◆ **Ausgewählter Text**

Frau Präsidentin! Sehr geehrter Kollegen und Kolleginnen! Der Neunte Jugendbericht beschäftigt sich mit der Situation der Jugendlichen in den neuen Bundesländern und versucht zugleich eine Bewertung der bisher erfolgten jugendpolitischen Arbeit.
Ich möchte der Sachverständigenkommission für den ausführlichen Bericht ausdrücklich danken, insbesondere auch für den Versuch, DDR-Vergangenheit und die politische Entwicklung nach der Vereinigung in einen Zusammenhang zu stellen.
Der Bericht gibt uns in der Politik durch seine ausführliche und abwägende Art eine Möglichkeit, die deutsche Vereinigung und ihre Folgen sowie insbesondere den politischen Handlungsbedarf hinsichtlich der Situation der Jugendlichen noch einmal zu überdenken. Es ist sehr bedauerlich, daß die Bundesregierung in ihrer Stellungnahme diese Chance nicht ergriffen hat und im Niveau gegenüber dem Sachverständigenbericht deutlich abfällt.

◆ **Bereitgestelltes Material**
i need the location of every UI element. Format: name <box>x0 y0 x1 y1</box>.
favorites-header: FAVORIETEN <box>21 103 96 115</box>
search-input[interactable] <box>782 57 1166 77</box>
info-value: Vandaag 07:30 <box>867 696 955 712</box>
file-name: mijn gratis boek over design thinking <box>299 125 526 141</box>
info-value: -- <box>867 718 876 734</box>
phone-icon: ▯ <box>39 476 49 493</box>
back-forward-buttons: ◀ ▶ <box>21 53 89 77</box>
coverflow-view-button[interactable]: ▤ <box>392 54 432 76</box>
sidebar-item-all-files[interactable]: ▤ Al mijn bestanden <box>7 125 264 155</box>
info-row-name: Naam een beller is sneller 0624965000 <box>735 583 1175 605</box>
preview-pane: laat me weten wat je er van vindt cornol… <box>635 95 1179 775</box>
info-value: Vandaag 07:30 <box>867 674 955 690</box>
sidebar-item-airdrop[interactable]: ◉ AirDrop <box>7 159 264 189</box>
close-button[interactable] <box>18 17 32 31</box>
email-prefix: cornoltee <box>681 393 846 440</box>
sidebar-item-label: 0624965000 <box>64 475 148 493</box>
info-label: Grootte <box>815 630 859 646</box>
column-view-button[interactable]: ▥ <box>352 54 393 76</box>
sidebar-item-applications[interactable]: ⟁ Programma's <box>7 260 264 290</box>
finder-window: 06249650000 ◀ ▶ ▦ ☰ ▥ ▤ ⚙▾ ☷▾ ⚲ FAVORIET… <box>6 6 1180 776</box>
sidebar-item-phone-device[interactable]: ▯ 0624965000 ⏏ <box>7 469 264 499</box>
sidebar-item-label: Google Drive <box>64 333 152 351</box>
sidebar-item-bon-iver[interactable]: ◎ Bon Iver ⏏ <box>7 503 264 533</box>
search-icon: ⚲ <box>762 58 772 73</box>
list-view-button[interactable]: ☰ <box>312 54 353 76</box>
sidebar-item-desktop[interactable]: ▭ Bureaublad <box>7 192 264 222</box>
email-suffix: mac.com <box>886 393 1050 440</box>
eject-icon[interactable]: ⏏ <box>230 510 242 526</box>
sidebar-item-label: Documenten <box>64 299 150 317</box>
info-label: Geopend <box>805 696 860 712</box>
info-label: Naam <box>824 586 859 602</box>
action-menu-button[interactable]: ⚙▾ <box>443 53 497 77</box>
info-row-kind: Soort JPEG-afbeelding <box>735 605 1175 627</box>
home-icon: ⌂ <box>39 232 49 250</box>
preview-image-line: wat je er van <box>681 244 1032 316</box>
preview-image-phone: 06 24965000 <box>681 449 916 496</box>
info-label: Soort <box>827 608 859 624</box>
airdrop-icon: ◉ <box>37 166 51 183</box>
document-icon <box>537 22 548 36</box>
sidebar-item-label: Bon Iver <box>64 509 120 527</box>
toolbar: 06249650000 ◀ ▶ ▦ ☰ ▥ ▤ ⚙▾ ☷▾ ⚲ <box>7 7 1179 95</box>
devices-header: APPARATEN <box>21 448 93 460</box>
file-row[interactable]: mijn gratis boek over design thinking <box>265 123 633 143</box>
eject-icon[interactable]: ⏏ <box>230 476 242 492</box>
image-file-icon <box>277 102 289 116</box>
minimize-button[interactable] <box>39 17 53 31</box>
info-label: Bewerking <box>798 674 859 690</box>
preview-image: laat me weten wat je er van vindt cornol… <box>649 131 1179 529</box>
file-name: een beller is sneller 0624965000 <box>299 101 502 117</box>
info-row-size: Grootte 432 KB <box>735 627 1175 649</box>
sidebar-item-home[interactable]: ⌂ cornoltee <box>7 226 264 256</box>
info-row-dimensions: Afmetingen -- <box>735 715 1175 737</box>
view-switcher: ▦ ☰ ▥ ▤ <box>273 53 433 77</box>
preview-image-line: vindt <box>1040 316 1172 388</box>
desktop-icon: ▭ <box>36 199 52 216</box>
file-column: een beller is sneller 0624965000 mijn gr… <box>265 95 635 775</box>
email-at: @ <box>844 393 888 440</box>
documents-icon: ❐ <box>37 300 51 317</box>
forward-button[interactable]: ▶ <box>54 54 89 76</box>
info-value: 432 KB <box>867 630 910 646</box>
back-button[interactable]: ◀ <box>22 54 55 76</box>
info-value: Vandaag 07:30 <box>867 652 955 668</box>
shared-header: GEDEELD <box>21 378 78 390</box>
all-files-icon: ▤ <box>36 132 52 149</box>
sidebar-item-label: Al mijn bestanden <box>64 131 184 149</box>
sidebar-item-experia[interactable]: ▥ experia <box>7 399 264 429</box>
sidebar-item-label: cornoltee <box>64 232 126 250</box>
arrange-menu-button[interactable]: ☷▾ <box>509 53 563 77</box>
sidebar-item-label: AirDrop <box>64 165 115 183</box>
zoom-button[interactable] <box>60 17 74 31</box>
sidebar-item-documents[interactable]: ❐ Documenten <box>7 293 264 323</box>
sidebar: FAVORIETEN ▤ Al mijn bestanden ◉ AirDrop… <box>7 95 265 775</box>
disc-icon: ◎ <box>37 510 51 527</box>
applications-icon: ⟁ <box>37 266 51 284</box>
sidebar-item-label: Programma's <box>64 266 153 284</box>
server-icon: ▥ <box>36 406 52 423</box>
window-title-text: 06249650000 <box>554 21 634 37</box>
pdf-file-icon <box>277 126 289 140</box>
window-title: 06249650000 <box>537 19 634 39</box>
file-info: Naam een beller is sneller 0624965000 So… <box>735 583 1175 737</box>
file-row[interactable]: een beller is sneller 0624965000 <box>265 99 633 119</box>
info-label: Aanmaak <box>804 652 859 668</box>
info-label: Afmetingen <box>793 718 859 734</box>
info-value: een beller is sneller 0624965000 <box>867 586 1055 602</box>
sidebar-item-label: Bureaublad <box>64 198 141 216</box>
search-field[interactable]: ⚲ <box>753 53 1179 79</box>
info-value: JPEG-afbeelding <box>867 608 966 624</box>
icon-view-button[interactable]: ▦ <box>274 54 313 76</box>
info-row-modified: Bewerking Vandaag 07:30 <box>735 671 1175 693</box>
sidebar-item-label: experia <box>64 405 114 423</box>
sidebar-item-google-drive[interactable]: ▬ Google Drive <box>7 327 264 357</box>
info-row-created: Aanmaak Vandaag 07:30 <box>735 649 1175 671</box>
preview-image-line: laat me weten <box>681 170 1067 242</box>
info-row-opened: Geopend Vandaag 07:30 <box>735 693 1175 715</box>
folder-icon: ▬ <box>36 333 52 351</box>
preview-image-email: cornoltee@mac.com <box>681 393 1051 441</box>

◆ **Ziel**
Führen Sie die Rede zum Neunten Jugendbericht im ausgewählten Text fort, und zwar im Anschluss an ihren letzten Satz.

◆ **Lösung**
In ihrer Stellungnahme zeigt sich die Bundesregierung unfähig, die Lebenssituation junger Menschen in den neuen Bundesländern in ihrer Differenziertheit überhaupt wahrzunehmen. Die Stellungnahme verkommt zu einer äußerst platten Regierungspropaganda.
Junge Menschen haben einen Anspruch darauf, daß eine Bundesregierung Probleme zur Kenntnis nimmt und alles politisch Mögliche tut, zur Problemlösung beizutragen. Das gravierendste Problem ist die Ausbildungsplatz- und dann Arbeitsplatznot junger Menschen in den neuen Bundesländern.
Mir ist unverständlich, wie die Bundesregierung den von den Sachverständigen vorhergesagten Ausbildungsnotstand zufrieden mit dem Satz kommentiert - Frau Nolte hat das auch heute getan -, daß dieser auch 1993 abgewendet werden konnte. Sie verschleiern mit diesem Satz die Tatsache, daß in den neuen Bundesländern eine bedenkliche Ausbildungsplatzlücke besteht; denn die Hälfte der sich um einen Ausbildungsplatz bemühenden Jugendlichen bekommt keinen betrieblichen Ausbildungsplatz.
Nur durch staatliche Programme, durch außerbetriebliche Ausbildung, kann die Krise der dualen Berufsausbildung verschleiert werden.
Wir wissen, daß in unserem System außerbetriebliche Ausbildung häufig nur eine Warteschleife ist und daß die Aussicht auf einen Arbeitsplatz am ehesten über einen betrieblichen Ausbildungsplatz gegeben ist.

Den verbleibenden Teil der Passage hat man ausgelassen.